▸ **Task to complete**
Lines that hold the string "Tetrahydrocannabinol" are to be counted; give only their number.

* * * * * * *

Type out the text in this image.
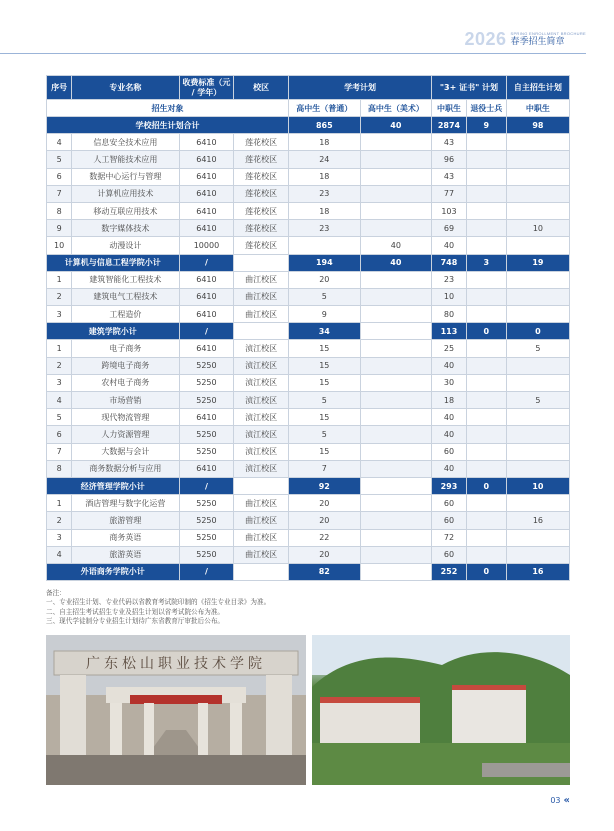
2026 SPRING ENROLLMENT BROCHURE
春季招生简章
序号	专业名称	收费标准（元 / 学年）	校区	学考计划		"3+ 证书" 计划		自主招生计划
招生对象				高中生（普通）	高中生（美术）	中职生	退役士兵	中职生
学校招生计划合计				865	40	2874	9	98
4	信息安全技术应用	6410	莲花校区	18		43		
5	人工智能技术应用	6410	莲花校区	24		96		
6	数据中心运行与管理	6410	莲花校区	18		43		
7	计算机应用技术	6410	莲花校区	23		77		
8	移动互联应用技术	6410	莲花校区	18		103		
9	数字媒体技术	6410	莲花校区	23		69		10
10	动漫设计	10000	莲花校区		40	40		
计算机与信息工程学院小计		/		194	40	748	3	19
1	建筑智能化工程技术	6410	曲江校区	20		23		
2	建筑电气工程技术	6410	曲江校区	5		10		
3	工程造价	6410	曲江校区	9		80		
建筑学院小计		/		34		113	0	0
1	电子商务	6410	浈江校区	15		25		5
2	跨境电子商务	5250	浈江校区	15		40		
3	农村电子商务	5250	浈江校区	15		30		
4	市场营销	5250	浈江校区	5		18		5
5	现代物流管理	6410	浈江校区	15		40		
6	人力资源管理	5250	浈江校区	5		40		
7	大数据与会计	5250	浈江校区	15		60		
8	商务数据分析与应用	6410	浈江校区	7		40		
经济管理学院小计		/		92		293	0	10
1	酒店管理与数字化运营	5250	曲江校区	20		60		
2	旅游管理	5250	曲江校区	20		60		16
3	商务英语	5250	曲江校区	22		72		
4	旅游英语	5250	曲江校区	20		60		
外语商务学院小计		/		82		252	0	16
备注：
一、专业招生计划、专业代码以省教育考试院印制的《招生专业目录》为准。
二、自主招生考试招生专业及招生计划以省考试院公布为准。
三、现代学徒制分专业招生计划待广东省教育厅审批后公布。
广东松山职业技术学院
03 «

* * * * * * *

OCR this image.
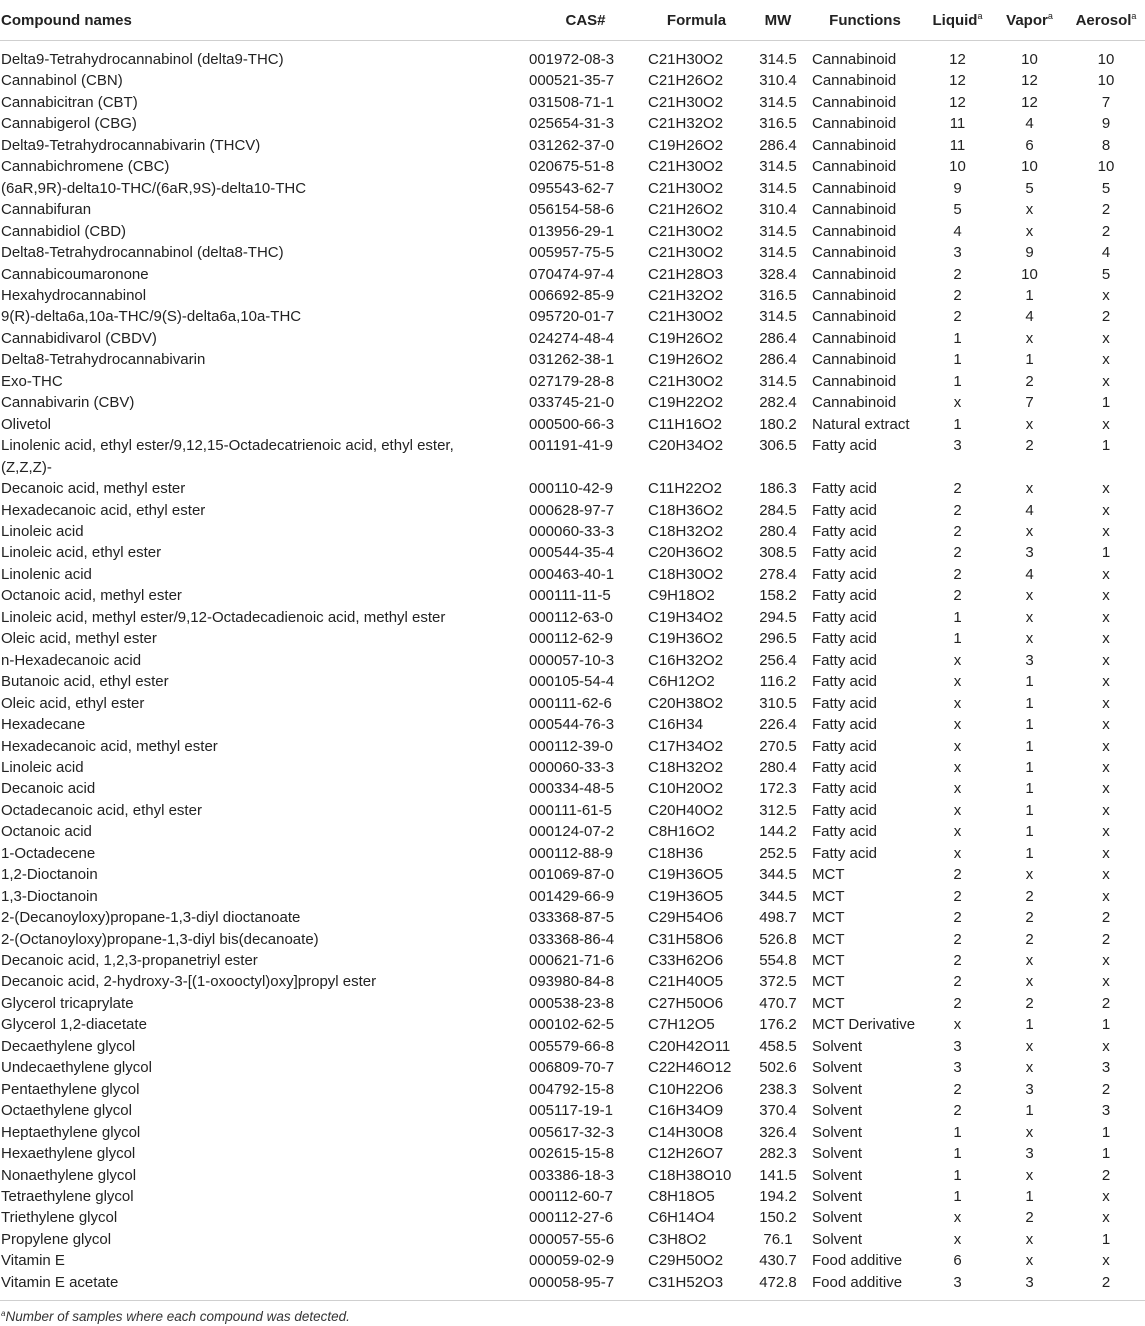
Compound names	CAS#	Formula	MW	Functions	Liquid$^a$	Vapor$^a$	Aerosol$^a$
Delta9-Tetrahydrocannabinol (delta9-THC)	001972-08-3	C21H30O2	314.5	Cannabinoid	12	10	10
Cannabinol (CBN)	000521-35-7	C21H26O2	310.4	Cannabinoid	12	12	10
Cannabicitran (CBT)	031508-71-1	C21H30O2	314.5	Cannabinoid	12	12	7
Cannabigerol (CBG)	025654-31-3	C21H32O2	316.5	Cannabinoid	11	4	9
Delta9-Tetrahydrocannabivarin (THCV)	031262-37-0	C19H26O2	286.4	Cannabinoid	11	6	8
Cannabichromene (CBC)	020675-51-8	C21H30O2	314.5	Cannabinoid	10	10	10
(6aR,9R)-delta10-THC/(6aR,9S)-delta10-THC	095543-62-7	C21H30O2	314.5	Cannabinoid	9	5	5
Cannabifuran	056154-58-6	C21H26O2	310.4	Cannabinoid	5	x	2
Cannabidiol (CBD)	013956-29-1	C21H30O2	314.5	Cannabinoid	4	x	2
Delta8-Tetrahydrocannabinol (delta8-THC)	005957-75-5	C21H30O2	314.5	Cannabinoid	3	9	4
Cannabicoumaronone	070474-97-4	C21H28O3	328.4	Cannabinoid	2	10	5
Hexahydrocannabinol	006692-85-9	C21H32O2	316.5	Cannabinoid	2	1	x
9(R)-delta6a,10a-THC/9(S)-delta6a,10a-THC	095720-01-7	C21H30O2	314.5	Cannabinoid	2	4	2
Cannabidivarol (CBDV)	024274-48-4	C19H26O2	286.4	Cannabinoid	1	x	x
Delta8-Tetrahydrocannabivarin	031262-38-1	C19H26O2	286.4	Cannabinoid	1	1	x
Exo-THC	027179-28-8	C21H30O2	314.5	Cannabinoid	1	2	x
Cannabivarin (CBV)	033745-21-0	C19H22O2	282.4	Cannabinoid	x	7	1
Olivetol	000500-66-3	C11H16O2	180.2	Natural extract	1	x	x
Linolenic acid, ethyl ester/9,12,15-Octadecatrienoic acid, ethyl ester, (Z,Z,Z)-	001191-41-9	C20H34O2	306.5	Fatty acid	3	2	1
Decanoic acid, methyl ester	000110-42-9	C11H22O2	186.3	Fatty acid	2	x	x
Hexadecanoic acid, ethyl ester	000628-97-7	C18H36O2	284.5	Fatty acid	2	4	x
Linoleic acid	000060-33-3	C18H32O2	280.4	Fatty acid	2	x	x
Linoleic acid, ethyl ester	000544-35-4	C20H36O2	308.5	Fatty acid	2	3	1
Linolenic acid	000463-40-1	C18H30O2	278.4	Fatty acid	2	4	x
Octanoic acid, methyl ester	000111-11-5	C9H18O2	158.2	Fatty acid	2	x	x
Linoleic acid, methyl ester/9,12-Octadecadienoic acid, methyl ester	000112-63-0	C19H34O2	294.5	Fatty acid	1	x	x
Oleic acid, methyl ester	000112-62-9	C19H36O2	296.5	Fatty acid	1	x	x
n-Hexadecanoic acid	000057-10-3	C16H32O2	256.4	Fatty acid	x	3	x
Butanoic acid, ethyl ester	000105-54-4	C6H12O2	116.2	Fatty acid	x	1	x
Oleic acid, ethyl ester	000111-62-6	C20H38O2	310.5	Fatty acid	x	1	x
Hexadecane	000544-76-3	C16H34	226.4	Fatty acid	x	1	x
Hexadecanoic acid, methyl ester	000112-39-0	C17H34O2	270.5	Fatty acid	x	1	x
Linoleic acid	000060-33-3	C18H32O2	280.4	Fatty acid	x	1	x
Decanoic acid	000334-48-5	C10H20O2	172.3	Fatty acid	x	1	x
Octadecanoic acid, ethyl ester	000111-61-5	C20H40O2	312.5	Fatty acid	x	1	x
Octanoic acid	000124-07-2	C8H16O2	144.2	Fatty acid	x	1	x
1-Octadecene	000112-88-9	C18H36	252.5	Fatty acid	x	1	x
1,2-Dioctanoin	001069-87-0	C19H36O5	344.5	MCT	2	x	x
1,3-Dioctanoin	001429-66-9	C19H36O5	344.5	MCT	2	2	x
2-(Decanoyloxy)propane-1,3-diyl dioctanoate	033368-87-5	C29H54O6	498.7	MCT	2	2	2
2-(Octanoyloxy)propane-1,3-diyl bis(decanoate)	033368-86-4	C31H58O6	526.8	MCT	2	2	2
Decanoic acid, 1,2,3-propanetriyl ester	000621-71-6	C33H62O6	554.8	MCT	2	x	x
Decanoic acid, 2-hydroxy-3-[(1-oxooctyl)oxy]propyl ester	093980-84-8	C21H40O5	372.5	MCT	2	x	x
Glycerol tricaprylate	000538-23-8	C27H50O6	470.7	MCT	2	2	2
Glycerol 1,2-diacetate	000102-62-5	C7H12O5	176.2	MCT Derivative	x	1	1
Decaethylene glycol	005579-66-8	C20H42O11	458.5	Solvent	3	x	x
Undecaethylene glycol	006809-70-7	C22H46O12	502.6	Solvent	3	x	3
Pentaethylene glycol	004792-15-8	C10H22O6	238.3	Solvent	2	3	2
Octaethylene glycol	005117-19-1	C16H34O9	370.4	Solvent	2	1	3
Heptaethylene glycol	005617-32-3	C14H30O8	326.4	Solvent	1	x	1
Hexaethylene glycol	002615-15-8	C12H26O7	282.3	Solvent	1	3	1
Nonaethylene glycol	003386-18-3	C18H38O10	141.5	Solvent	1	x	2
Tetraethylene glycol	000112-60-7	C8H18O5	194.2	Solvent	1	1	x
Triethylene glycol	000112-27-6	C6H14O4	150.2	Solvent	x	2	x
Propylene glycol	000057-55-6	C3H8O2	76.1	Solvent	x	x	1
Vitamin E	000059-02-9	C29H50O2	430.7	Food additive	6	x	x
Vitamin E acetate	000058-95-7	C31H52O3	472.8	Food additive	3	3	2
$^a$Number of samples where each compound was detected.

* * * * * * *

▸ **Written reply**
2